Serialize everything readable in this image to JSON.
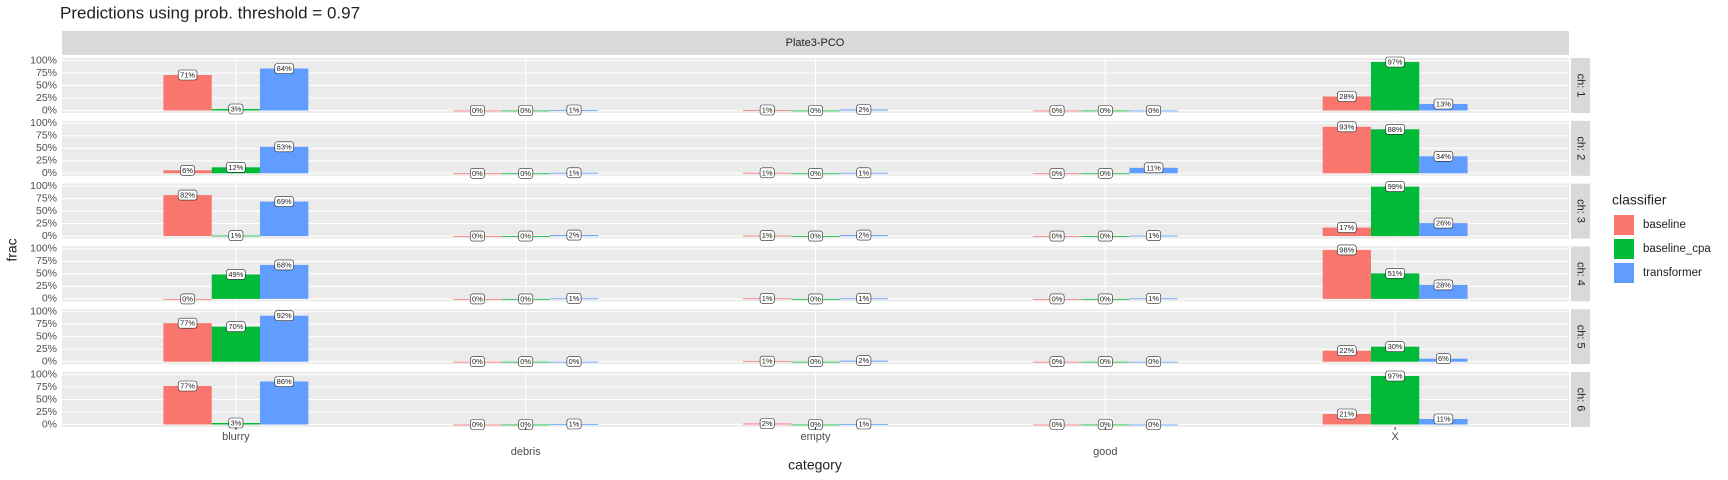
{
  "chart_data": {
    "type": "bar",
    "title": "Predictions using prob. threshold = 0.97",
    "facet_title": "Plate3-PCO",
    "x_label": "category",
    "y_label": "frac",
    "legend_title": "classifier",
    "categories": [
      "blurry",
      "debris",
      "empty",
      "good",
      "X"
    ],
    "ylim": [
      -5,
      105
    ],
    "yticks": [
      {
        "value": 0,
        "label": "0%"
      },
      {
        "value": 25,
        "label": "25%"
      },
      {
        "value": 50,
        "label": "50%"
      },
      {
        "value": 75,
        "label": "75%"
      },
      {
        "value": 100,
        "label": "100%"
      }
    ],
    "grid": true,
    "series": [
      {
        "name": "baseline",
        "color": "#F8766D"
      },
      {
        "name": "baseline_cpa",
        "color": "#00BA38"
      },
      {
        "name": "transformer",
        "color": "#619CFF"
      }
    ],
    "panels": [
      {
        "label": "ch: 1",
        "series": [
          {
            "values": [
              71,
              0,
              1,
              0,
              28
            ],
            "value_labels": [
              "71%",
              "0%",
              "1%",
              "0%",
              "28%"
            ]
          },
          {
            "values": [
              3,
              0,
              0,
              0,
              97
            ],
            "value_labels": [
              "3%",
              "0%",
              "0%",
              "0%",
              "97%"
            ]
          },
          {
            "values": [
              84,
              1,
              2,
              0,
              13
            ],
            "value_labels": [
              "84%",
              "1%",
              "2%",
              "0%",
              "13%"
            ]
          }
        ]
      },
      {
        "label": "ch: 2",
        "series": [
          {
            "values": [
              6,
              0,
              1,
              0,
              93
            ],
            "value_labels": [
              "6%",
              "0%",
              "1%",
              "0%",
              "93%"
            ]
          },
          {
            "values": [
              12,
              0,
              0,
              0,
              88
            ],
            "value_labels": [
              "12%",
              "0%",
              "0%",
              "0%",
              "88%"
            ]
          },
          {
            "values": [
              53,
              1,
              1,
              11,
              34
            ],
            "value_labels": [
              "53%",
              "1%",
              "1%",
              "11%",
              "34%"
            ]
          }
        ]
      },
      {
        "label": "ch: 3",
        "series": [
          {
            "values": [
              82,
              0,
              1,
              0,
              17
            ],
            "value_labels": [
              "82%",
              "0%",
              "1%",
              "0%",
              "17%"
            ]
          },
          {
            "values": [
              1,
              0,
              0,
              0,
              99
            ],
            "value_labels": [
              "1%",
              "0%",
              "0%",
              "0%",
              "99%"
            ]
          },
          {
            "values": [
              69,
              2,
              2,
              1,
              26
            ],
            "value_labels": [
              "69%",
              "2%",
              "2%",
              "1%",
              "26%"
            ]
          }
        ]
      },
      {
        "label": "ch: 4",
        "series": [
          {
            "values": [
              0,
              0,
              1,
              0,
              98
            ],
            "value_labels": [
              "0%",
              "0%",
              "1%",
              "0%",
              "98%"
            ]
          },
          {
            "values": [
              49,
              0,
              0,
              0,
              51
            ],
            "value_labels": [
              "49%",
              "0%",
              "0%",
              "0%",
              "51%"
            ]
          },
          {
            "values": [
              68,
              1,
              1,
              1,
              28
            ],
            "value_labels": [
              "68%",
              "1%",
              "1%",
              "1%",
              "28%"
            ]
          }
        ]
      },
      {
        "label": "ch: 5",
        "series": [
          {
            "values": [
              77,
              0,
              1,
              0,
              22
            ],
            "value_labels": [
              "77%",
              "0%",
              "1%",
              "0%",
              "22%"
            ]
          },
          {
            "values": [
              70,
              0,
              0,
              0,
              30
            ],
            "value_labels": [
              "70%",
              "0%",
              "0%",
              "0%",
              "30%"
            ]
          },
          {
            "values": [
              92,
              0,
              2,
              0,
              6
            ],
            "value_labels": [
              "92%",
              "0%",
              "2%",
              "0%",
              "6%"
            ]
          }
        ]
      },
      {
        "label": "ch: 6",
        "series": [
          {
            "values": [
              77,
              0,
              2,
              0,
              21
            ],
            "value_labels": [
              "77%",
              "0%",
              "2%",
              "0%",
              "21%"
            ]
          },
          {
            "values": [
              3,
              0,
              0,
              0,
              97
            ],
            "value_labels": [
              "3%",
              "0%",
              "0%",
              "0%",
              "97%"
            ]
          },
          {
            "values": [
              86,
              1,
              1,
              0,
              11
            ],
            "value_labels": [
              "86%",
              "1%",
              "1%",
              "0%",
              "11%"
            ]
          }
        ]
      }
    ]
  }
}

******************************

Work required: Pull out every line of the records above that contains the word "color".

Worked solution:
        "color": "#F8766D"
        "color": "#00BA38"
        "color": "#619CFF"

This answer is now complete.